12 DE AGOSTO
SANTA CLARA DE ASÍS
VIRGEN Y FUNDADORA (1194-1253)
LA galería hagiográfica femenina de agosto nos brinda hoy el encanto de esta deliciosa Florecilla de San Francisco.
Raras veces ha vibrado el franciscanismo con tan conmovedora suavidad y elegancia como a impulsos de la bellísima castellana Clara Favarone de Asís... La concreción más perfecta de su vida la da su propio nombre.
Poco antes de nacer la Santa —16 de julio de 1194—, su madre, como la Virgen Nazarena, recibe del Cielo este misterioso mensaje: «No temas, Ortolana, darás a luz una estrella que iluminará todo el universo».
Por eso le imponen en la pila el novísimo nombre de Clara. No puede llamarse de otra manera, porque todo en ella irradia claridad: clara su sangre —es hija de los Condes de Sasso Rosso— clara su cabellera rubia, sus ojos azules, su perenne y amable sonrisa, clara su inteligencia, clara su inocencia, clara su alma poética y soñadora, clara su virtud portentosa, clara la blanca paloma de su ideal santísimo, clara su palabra — «magisterio para todos» —, clara la florecilla de sus ingenuos milagros, clara la linfa de su alegría — ¡oh, el pozo de Santa Clara, de que habla la leyenda! —, clara toda su vida, más que la dorada ciudad de Asís, que la ha visto florecer, más que el valle de Espoleto, luminoso y feraz, más que esas colinas lejanas, suaves, ondulantes, casi irreales, que servirán de fondo para los cuadros de Perugino...

#### [Instrucciones de trabajo]
Repite sin cambios el fragmento del texto sobre Santa Clara que empieza en las palabras "Por eso le imponen" y termina después de "cuadros de Perugino...". El material no guarda relación con el texto sobre Santa Clara.

#### [Datos]

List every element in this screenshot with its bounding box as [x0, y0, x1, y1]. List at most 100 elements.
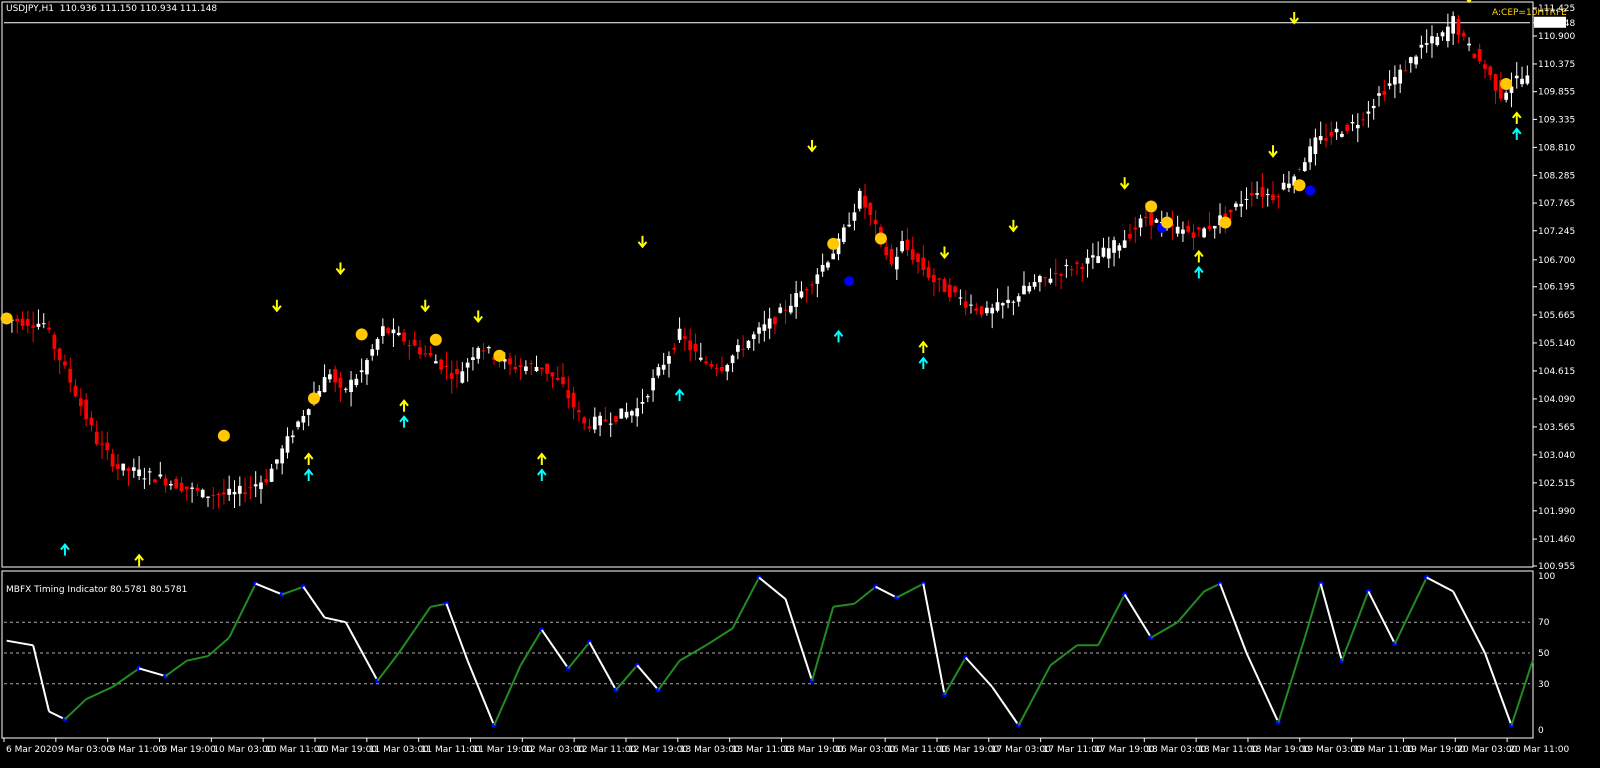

#### [Resultado del ejercicio]
Por eso le imponen en la pila el novísimo nombre de Clara. No puede llamarse de otra manera, porque todo en ella irradia claridad: clara su sangre —es hija de los Condes de Sasso Rosso— clara su cabellera rubia, sus ojos azules, su perenne y amable sonrisa, clara su inteligencia, clara su inocencia, clara su alma poética y soñadora, clara su virtud portentosa, clara la blanca paloma de su ideal santísimo, clara su palabra — «magisterio para todos» —, clara la florecilla de sus ingenuos milagros, clara la linfa de su alegría — ¡oh, el pozo de Santa Clara, de que habla la leyenda! —, clara toda su vida, más que la dorada ciudad de Asís, que la ha visto florecer, más que el valle de Espoleto, luminoso y feraz, más que esas colinas lejanas, suaves, ondulantes, casi irreales, que servirán de fondo para los cuadros de Perugino...